• Instructions for the task: Write out the listing in full, matching it word for word.

• Data entries:

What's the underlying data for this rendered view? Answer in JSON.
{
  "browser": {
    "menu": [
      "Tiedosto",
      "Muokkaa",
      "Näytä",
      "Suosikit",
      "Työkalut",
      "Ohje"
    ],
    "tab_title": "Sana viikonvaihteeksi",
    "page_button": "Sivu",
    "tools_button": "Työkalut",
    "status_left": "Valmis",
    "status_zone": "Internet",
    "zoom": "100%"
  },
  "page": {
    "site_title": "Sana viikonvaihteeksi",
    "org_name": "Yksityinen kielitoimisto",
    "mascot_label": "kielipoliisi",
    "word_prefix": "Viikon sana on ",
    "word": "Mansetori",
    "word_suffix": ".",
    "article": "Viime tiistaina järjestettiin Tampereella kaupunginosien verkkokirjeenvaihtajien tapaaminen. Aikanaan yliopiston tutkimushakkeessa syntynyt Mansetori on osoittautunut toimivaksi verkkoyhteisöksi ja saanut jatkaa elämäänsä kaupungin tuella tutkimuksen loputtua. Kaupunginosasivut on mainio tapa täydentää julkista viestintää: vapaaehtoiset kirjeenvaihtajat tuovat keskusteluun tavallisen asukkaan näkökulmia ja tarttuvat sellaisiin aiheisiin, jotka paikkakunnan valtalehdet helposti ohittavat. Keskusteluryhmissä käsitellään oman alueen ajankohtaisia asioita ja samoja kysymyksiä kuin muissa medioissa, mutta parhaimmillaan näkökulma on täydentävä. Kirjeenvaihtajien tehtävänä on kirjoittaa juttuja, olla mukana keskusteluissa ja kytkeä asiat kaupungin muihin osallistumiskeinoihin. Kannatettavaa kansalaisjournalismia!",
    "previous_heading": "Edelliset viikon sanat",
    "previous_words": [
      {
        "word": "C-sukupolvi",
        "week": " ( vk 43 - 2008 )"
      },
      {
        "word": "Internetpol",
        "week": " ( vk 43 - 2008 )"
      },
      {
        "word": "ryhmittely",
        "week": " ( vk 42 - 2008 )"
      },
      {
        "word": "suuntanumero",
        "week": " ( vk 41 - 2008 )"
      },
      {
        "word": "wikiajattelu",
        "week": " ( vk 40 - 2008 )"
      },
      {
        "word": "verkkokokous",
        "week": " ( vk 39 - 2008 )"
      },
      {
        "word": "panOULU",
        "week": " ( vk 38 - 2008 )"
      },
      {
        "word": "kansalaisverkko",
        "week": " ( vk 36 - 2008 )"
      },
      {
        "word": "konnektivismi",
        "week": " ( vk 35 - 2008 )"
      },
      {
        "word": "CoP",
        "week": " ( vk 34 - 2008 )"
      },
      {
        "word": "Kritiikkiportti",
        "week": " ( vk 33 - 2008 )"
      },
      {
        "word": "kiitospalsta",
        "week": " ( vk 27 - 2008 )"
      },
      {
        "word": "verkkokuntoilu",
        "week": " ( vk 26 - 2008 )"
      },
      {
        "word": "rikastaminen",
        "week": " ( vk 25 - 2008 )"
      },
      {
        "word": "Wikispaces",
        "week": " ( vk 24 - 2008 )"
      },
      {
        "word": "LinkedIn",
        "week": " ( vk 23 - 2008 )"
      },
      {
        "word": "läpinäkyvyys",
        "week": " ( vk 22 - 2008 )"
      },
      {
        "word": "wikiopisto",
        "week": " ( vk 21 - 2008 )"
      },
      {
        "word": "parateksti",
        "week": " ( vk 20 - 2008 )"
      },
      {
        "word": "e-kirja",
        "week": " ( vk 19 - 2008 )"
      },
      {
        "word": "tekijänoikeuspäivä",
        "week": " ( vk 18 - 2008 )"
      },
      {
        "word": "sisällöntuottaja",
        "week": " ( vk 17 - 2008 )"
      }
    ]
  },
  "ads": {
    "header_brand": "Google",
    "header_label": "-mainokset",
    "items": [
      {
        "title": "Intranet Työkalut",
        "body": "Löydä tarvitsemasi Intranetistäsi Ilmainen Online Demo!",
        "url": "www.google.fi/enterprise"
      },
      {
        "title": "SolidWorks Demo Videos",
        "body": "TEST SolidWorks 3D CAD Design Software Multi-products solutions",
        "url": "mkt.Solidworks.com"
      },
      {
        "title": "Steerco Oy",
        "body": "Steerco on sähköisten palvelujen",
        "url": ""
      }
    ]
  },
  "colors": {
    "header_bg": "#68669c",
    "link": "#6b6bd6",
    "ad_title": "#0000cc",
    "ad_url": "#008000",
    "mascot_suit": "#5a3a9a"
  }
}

• Answer for the task:
What's the underlying data for this rendered view? Answer in JSON.
{
  "browser": {
    "menu": [
      "Tiedosto",
      "Muokkaa",
      "Näytä",
      "Suosikit",
      "Työkalut",
      "Ohje"
    ],
    "tab_title": "Sana viikonvaihteeksi",
    "page_button": "Sivu",
    "tools_button": "Työkalut",
    "status_left": "Valmis",
    "status_zone": "Internet",
    "zoom": "100%"
  },
  "page": {
    "site_title": "Sana viikonvaihteeksi",
    "org_name": "Yksityinen kielitoimisto",
    "mascot_label": "kielipoliisi",
    "word_prefix": "Viikon sana on ",
    "word": "Mansetori",
    "word_suffix": ".",
    "article": "Viime tiistaina järjestettiin Tampereella kaupunginosien verkkokirjeenvaihtajien tapaaminen. Aikanaan yliopiston tutkimushakkeessa syntynyt Mansetori on osoittautunut toimivaksi verkkoyhteisöksi ja saanut jatkaa elämäänsä kaupungin tuella tutkimuksen loputtua. Kaupunginosasivut on mainio tapa täydentää julkista viestintää: vapaaehtoiset kirjeenvaihtajat tuovat keskusteluun tavallisen asukkaan näkökulmia ja tarttuvat sellaisiin aiheisiin, jotka paikkakunnan valtalehdet helposti ohittavat. Keskusteluryhmissä käsitellään oman alueen ajankohtaisia asioita ja samoja kysymyksiä kuin muissa medioissa, mutta parhaimmillaan näkökulma on täydentävä. Kirjeenvaihtajien tehtävänä on kirjoittaa juttuja, olla mukana keskusteluissa ja kytkeä asiat kaupungin muihin osallistumiskeinoihin. Kannatettavaa kansalaisjournalismia!",
    "previous_heading": "Edelliset viikon sanat",
    "previous_words": [
      {
        "word": "C-sukupolvi",
        "week": " ( vk 43 - 2008 )"
      },
      {
        "word": "Internetpol",
        "week": " ( vk 43 - 2008 )"
      },
      {
        "word": "ryhmittely",
        "week": " ( vk 42 - 2008 )"
      },
      {
        "word": "suuntanumero",
        "week": " ( vk 41 - 2008 )"
      },
      {
        "word": "wikiajattelu",
        "week": " ( vk 40 - 2008 )"
      },
      {
        "word": "verkkokokous",
        "week": " ( vk 39 - 2008 )"
      },
      {
        "word": "panOULU",
        "week": " ( vk 38 - 2008 )"
      },
      {
        "word": "kansalaisverkko",
        "week": " ( vk 36 - 2008 )"
      },
      {
        "word": "konnektivismi",
        "week": " ( vk 35 - 2008 )"
      },
      {
        "word": "CoP",
        "week": " ( vk 34 - 2008 )"
      },
      {
        "word": "Kritiikkiportti",
        "week": " ( vk 33 - 2008 )"
      },
      {
        "word": "kiitospalsta",
        "week": " ( vk 27 - 2008 )"
      },
      {
        "word": "verkkokuntoilu",
        "week": " ( vk 26 - 2008 )"
      },
      {
        "word": "rikastaminen",
        "week": " ( vk 25 - 2008 )"
      },
      {
        "word": "Wikispaces",
        "week": " ( vk 24 - 2008 )"
      },
      {
        "word": "LinkedIn",
        "week": " ( vk 23 - 2008 )"
      },
      {
        "word": "läpinäkyvyys",
        "week": " ( vk 22 - 2008 )"
      },
      {
        "word": "wikiopisto",
        "week": " ( vk 21 - 2008 )"
      },
      {
        "word": "parateksti",
        "week": " ( vk 20 - 2008 )"
      },
      {
        "word": "e-kirja",
        "week": " ( vk 19 - 2008 )"
      },
      {
        "word": "tekijänoikeuspäivä",
        "week": " ( vk 18 - 2008 )"
      },
      {
        "word": "sisällöntuottaja",
        "week": " ( vk 17 - 2008 )"
      }
    ]
  },
  "ads": {
    "header_brand": "Google",
    "header_label": "-mainokset",
    "items": [
      {
        "title": "Intranet Työkalut",
        "body": "Löydä tarvitsemasi Intranetistäsi Ilmainen Online Demo!",
        "url": "www.google.fi/enterprise"
      },
      {
        "title": "SolidWorks Demo Videos",
        "body": "TEST SolidWorks 3D CAD Design Software Multi-products solutions",
        "url": "mkt.Solidworks.com"
      },
      {
        "title": "Steerco Oy",
        "body": "Steerco on sähköisten palvelujen",
        "url": ""
      }
    ]
  },
  "colors": {
    "header_bg": "#68669c",
    "link": "#6b6bd6",
    "ad_title": "#0000cc",
    "ad_url": "#008000",
    "mascot_suit": "#5a3a9a"
  }
}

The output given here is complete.